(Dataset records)
--------
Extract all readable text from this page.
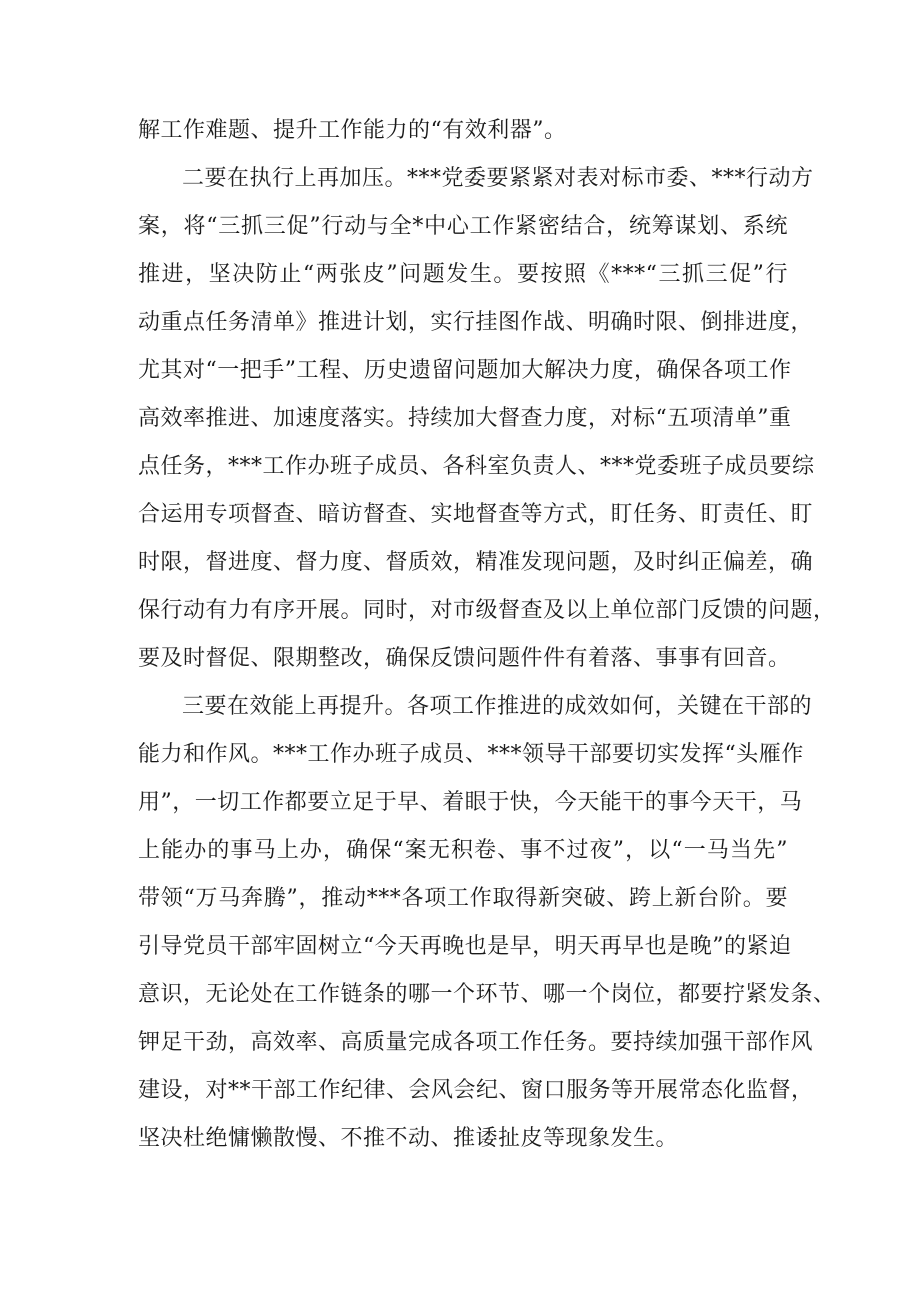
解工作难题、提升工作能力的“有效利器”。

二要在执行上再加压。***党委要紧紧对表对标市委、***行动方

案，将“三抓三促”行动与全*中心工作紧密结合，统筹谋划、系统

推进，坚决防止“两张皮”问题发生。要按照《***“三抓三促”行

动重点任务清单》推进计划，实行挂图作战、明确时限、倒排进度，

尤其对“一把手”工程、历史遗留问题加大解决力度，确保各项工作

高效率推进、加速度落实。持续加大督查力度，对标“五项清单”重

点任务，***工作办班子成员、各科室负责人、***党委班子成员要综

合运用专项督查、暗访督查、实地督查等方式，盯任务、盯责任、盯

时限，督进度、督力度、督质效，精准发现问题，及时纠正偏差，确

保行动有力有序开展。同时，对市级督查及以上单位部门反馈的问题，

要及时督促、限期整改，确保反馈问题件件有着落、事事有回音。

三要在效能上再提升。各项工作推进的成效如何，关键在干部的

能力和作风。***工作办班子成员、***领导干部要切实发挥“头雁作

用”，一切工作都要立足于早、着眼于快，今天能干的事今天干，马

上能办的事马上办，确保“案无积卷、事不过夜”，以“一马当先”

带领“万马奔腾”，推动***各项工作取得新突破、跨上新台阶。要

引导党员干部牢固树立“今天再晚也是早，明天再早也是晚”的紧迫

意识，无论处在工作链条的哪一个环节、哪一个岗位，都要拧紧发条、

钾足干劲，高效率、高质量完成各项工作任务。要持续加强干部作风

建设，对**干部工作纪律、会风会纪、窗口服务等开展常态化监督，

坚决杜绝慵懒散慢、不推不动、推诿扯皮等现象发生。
--------
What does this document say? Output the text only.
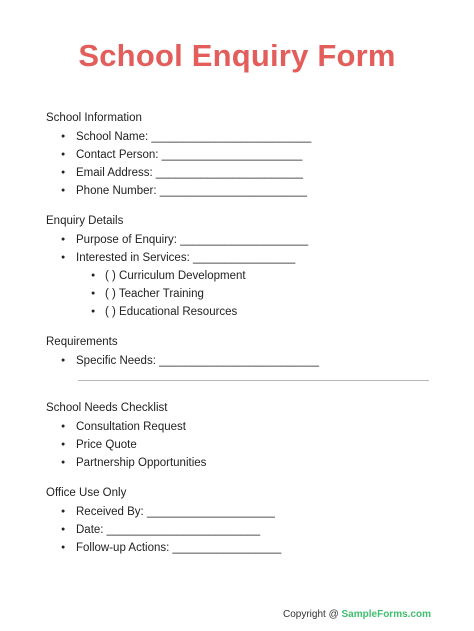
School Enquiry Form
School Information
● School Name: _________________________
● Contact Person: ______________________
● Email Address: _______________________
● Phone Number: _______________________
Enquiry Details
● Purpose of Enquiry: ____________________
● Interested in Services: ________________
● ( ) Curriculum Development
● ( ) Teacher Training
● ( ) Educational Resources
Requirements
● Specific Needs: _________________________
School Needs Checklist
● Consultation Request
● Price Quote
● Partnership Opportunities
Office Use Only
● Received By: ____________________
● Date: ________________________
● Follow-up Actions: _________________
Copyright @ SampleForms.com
--------
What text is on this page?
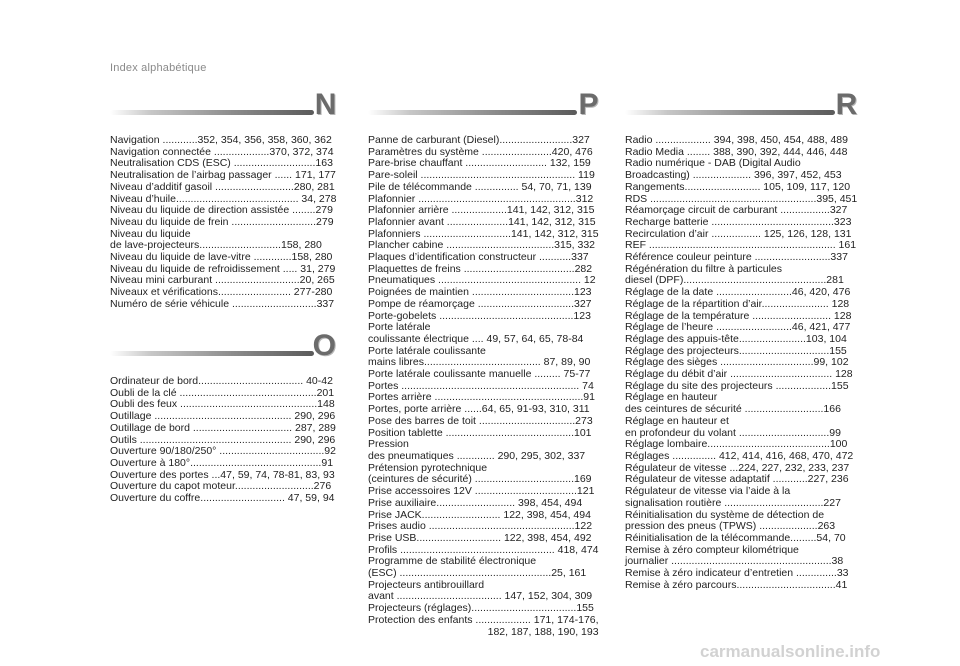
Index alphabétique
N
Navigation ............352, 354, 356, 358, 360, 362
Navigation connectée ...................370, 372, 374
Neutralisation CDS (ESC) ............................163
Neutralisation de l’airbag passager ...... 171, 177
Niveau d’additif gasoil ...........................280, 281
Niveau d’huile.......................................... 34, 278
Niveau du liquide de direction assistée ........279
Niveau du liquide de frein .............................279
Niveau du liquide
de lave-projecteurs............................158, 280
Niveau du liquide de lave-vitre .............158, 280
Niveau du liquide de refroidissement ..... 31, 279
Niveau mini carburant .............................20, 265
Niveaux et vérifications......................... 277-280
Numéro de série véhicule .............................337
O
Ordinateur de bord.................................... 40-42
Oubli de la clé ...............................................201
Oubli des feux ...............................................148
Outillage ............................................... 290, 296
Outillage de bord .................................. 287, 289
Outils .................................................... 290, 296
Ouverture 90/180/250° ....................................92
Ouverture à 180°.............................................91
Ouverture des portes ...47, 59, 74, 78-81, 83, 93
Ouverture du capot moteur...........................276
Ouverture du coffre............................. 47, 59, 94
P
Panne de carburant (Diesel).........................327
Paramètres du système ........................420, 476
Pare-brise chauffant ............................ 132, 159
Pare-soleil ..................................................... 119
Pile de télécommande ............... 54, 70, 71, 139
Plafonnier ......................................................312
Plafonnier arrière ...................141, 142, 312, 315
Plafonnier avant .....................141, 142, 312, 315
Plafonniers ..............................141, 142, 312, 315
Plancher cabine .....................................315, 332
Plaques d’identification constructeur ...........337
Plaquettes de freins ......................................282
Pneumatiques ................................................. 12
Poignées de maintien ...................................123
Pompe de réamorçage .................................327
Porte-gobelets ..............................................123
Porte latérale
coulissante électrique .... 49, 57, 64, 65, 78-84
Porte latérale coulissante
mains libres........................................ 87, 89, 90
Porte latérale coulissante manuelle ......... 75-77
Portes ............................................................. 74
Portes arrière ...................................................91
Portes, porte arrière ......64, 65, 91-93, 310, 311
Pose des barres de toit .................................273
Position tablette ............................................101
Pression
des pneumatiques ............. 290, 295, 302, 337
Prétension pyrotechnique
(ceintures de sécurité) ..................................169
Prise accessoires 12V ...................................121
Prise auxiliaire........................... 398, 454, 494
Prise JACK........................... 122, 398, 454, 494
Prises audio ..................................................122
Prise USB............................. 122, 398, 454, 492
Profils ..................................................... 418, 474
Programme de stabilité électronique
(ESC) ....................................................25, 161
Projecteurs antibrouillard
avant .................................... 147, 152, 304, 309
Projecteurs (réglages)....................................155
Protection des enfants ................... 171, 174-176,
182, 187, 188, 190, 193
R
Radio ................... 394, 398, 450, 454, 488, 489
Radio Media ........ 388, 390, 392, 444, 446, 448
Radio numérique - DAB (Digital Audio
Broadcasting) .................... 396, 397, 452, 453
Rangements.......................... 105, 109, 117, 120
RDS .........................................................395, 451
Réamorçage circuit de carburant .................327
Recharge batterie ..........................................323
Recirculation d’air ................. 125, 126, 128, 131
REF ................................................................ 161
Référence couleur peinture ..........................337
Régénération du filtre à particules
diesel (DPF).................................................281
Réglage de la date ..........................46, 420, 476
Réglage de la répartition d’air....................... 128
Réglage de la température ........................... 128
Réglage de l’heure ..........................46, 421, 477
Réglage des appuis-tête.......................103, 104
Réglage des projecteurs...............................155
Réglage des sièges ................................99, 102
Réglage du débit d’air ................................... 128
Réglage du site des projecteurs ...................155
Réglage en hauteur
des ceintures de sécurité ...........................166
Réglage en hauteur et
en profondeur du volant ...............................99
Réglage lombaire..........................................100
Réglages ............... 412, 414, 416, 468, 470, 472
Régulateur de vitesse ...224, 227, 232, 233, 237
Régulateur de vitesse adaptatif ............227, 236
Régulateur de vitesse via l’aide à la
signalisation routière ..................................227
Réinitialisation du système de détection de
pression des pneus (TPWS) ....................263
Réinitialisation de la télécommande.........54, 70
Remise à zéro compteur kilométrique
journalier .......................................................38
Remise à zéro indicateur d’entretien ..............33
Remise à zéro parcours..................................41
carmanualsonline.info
--------
→ What to work on:
Say how many lines in the records above hold "lave", and give no other text.

→ Task response:
2